── INPUT DATA ──

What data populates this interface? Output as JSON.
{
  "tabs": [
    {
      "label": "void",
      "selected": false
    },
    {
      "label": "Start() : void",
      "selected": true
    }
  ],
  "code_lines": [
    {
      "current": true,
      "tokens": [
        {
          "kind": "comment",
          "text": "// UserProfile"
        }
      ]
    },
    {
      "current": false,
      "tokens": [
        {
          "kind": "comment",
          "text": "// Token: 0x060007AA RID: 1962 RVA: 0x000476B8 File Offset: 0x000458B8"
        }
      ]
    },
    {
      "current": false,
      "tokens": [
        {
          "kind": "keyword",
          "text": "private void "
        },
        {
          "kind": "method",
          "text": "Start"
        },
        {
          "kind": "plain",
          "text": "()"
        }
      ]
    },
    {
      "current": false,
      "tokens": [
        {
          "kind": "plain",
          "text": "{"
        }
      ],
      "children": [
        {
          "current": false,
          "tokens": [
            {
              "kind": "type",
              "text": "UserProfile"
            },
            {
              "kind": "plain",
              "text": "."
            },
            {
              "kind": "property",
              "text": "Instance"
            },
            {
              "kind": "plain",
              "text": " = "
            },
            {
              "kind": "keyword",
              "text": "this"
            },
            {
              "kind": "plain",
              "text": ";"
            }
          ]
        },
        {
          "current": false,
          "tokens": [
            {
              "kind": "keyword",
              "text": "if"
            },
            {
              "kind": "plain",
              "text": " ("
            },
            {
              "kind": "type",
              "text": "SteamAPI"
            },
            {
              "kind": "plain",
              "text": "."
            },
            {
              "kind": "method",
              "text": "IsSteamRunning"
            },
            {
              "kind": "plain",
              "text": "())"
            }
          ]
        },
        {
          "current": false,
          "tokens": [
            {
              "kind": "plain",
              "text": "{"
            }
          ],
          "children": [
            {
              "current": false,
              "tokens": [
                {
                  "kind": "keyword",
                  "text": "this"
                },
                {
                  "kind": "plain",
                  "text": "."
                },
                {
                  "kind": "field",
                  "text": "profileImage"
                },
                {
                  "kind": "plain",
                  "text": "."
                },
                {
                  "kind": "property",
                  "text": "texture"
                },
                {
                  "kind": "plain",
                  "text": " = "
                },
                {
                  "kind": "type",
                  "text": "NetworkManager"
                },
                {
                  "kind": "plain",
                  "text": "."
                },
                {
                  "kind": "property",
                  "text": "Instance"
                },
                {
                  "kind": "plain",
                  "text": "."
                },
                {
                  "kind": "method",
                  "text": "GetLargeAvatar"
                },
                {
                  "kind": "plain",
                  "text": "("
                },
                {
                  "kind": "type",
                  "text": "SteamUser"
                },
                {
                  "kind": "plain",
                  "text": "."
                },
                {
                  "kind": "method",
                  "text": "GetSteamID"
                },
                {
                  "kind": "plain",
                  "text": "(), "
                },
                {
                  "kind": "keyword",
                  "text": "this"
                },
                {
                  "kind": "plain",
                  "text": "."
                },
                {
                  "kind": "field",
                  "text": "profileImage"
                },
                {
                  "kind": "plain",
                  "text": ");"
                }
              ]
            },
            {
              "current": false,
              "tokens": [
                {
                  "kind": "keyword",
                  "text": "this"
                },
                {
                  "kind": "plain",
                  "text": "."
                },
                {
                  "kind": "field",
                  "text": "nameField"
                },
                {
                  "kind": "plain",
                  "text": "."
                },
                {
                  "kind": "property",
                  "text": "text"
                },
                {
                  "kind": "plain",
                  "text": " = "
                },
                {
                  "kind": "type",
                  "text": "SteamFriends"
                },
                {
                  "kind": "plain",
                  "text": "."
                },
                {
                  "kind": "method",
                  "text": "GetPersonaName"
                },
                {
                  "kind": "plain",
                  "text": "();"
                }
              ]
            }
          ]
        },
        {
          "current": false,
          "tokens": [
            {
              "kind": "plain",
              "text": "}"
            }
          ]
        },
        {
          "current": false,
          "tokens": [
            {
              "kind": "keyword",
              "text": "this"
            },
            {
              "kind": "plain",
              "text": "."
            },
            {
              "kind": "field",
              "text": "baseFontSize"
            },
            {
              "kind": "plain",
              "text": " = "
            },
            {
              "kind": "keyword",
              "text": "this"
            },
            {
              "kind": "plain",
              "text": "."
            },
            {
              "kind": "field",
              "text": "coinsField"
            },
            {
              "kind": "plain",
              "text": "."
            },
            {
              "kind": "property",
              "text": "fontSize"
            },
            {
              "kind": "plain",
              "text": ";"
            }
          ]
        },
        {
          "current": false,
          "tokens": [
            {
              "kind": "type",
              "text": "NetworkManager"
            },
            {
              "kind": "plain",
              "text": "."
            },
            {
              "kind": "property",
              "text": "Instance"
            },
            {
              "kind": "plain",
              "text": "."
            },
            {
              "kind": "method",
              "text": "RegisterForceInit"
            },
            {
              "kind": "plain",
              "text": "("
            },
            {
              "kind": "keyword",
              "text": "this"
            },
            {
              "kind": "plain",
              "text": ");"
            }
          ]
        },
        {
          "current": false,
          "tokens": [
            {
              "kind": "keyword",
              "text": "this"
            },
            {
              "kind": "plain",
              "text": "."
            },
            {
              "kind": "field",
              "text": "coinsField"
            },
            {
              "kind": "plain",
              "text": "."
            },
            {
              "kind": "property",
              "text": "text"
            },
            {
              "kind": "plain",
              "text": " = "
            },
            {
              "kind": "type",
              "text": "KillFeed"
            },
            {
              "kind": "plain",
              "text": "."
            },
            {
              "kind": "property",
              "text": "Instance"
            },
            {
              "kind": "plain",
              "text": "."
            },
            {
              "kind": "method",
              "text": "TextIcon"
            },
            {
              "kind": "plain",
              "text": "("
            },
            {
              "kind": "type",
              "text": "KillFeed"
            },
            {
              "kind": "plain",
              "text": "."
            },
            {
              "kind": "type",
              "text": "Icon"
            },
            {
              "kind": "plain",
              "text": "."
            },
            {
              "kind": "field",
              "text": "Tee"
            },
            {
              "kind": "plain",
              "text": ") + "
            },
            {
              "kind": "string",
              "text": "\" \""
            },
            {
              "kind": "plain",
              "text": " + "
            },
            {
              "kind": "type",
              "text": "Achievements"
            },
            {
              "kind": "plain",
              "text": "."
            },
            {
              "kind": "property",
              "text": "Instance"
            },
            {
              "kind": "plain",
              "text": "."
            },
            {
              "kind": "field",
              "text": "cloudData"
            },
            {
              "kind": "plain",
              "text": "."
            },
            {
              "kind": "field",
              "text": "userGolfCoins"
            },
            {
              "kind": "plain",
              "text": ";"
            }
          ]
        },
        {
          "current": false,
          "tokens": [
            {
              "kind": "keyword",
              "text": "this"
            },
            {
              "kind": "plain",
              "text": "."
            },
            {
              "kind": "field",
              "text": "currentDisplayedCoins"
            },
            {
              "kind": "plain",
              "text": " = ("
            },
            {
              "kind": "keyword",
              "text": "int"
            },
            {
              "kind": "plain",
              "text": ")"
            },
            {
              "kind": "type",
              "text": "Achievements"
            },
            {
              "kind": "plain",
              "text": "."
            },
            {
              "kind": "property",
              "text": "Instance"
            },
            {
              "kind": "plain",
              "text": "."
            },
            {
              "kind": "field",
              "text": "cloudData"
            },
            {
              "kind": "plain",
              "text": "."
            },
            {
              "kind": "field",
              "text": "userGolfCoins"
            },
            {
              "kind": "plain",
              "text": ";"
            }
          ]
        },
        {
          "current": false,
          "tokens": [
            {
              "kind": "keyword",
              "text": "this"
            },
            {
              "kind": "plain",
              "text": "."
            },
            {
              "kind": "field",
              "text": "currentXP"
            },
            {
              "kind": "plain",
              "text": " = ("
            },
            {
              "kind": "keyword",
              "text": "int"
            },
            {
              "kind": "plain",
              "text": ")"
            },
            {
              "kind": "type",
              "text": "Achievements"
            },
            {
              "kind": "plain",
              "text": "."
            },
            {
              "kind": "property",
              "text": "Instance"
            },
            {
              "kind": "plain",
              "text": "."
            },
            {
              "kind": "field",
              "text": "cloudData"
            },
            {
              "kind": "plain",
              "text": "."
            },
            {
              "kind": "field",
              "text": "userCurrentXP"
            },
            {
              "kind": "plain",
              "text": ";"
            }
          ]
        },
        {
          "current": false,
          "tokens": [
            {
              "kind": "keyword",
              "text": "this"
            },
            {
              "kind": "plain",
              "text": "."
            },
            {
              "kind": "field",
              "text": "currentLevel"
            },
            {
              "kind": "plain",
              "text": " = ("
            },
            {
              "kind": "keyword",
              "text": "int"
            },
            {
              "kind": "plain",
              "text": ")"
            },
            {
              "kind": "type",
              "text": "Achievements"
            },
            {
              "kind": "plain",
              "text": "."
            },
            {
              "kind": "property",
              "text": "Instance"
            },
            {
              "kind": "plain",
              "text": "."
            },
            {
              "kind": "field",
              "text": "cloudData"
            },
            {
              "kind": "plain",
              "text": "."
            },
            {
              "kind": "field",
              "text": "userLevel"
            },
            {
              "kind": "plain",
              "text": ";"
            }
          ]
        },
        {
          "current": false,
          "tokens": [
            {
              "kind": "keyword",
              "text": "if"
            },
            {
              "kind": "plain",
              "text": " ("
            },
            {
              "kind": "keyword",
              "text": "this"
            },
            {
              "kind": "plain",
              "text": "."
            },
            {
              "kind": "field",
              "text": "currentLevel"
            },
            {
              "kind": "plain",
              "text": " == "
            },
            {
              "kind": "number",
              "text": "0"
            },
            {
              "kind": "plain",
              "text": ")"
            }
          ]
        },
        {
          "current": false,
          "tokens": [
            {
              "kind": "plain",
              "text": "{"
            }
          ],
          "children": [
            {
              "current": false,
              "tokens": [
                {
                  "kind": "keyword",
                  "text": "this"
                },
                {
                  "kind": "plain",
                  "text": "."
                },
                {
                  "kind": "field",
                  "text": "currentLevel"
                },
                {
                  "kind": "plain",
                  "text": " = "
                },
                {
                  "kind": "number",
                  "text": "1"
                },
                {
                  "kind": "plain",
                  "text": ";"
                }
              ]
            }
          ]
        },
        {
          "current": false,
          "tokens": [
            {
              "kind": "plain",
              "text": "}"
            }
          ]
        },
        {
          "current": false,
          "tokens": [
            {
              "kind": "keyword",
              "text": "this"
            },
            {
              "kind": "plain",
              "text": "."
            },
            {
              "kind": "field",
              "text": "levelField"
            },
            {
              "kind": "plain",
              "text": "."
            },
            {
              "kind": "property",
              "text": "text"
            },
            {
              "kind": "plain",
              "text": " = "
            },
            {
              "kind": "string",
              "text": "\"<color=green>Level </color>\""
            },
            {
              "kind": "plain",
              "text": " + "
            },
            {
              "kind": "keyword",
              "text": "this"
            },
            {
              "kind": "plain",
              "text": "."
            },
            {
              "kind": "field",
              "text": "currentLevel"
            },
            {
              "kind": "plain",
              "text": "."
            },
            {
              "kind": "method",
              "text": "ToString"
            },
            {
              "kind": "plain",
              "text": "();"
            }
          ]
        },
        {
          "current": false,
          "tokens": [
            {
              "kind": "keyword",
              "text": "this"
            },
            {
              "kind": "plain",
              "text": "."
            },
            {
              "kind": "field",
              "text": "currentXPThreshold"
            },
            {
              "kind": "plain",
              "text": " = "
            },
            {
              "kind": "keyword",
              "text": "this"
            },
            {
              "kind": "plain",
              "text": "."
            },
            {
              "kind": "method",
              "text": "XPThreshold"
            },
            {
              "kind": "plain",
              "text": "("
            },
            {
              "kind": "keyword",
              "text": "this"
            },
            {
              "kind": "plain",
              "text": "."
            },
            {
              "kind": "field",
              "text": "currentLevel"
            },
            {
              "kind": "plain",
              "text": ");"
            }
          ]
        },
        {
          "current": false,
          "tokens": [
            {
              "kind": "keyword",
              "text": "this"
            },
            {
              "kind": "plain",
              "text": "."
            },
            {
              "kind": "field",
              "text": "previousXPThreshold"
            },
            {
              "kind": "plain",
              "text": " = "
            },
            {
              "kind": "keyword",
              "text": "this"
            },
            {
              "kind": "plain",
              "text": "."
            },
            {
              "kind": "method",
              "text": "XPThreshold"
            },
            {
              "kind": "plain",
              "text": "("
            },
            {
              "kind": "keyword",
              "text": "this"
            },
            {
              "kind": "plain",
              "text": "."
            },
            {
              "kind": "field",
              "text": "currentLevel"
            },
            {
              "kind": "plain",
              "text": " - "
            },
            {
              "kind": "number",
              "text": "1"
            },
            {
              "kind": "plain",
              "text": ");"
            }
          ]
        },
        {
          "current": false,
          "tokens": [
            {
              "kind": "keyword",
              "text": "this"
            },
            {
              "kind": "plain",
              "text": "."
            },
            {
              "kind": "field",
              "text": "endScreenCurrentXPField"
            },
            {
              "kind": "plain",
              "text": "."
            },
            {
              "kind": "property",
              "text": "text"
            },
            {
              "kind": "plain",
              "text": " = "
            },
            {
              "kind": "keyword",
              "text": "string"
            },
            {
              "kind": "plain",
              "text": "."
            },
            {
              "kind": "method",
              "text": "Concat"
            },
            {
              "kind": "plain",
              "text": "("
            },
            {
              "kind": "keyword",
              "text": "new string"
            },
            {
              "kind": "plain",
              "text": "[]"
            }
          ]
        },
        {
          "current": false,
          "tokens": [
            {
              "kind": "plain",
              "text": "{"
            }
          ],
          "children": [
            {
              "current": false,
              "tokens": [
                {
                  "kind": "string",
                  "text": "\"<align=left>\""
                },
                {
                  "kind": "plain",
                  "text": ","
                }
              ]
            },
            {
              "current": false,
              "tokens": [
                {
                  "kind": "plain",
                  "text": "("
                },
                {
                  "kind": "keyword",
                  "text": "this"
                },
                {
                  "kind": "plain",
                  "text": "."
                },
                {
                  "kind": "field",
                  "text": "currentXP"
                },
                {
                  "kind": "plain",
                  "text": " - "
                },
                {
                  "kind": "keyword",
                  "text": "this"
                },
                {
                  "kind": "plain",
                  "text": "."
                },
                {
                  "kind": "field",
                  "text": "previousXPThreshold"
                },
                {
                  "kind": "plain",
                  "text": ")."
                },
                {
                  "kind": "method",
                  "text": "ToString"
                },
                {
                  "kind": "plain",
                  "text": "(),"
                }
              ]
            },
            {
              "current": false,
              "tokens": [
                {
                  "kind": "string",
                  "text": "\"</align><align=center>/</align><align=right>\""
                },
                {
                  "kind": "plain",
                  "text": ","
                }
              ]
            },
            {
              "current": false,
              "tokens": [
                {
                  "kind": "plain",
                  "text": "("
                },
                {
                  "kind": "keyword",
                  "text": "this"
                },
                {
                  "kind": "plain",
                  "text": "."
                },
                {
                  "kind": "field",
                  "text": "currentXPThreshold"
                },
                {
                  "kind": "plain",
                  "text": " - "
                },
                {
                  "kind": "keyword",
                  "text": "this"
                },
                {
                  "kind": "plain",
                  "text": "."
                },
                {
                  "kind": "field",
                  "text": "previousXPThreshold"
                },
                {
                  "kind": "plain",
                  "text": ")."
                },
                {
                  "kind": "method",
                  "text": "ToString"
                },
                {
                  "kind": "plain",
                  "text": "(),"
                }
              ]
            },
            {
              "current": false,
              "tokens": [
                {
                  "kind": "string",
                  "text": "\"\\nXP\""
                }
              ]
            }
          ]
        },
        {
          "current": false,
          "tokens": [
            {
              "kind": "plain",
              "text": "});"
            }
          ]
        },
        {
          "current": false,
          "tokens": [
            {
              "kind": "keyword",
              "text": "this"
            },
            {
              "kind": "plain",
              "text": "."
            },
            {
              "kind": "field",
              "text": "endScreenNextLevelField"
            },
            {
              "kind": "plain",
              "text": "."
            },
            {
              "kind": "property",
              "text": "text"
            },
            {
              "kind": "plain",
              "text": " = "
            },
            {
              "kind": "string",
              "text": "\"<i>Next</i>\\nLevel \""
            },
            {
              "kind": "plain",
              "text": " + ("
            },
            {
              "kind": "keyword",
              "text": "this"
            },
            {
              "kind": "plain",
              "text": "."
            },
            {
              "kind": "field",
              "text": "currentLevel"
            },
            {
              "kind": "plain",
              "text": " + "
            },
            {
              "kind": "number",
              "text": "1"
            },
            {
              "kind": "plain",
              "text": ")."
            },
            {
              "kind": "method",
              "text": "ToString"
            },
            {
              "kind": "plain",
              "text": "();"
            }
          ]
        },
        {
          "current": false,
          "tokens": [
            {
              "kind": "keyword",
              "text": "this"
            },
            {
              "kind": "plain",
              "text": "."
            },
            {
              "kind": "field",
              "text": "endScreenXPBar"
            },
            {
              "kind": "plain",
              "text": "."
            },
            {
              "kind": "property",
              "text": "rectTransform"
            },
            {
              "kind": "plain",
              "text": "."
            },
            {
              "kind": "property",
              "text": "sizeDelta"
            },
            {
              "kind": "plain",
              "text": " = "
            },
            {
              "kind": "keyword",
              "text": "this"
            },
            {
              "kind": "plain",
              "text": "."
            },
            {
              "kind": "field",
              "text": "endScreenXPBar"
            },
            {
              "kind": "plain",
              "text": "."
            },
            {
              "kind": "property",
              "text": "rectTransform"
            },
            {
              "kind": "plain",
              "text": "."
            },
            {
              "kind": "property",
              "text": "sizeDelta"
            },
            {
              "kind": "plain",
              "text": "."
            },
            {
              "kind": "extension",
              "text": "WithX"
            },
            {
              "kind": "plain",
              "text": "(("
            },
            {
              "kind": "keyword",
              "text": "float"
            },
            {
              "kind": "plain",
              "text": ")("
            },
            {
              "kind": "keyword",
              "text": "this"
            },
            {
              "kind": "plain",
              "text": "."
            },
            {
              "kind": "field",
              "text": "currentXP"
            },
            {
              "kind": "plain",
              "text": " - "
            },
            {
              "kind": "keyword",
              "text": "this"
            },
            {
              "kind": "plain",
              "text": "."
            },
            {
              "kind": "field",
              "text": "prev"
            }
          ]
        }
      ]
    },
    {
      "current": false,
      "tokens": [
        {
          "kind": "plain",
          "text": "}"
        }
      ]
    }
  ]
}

───

§ **BRIEF**:
Filter the entries down to the lines with the word "UserProfile" in them.

§ **EXERCISE OUTPUT**:
          "text": "// UserProfile"
              "text": "UserProfile"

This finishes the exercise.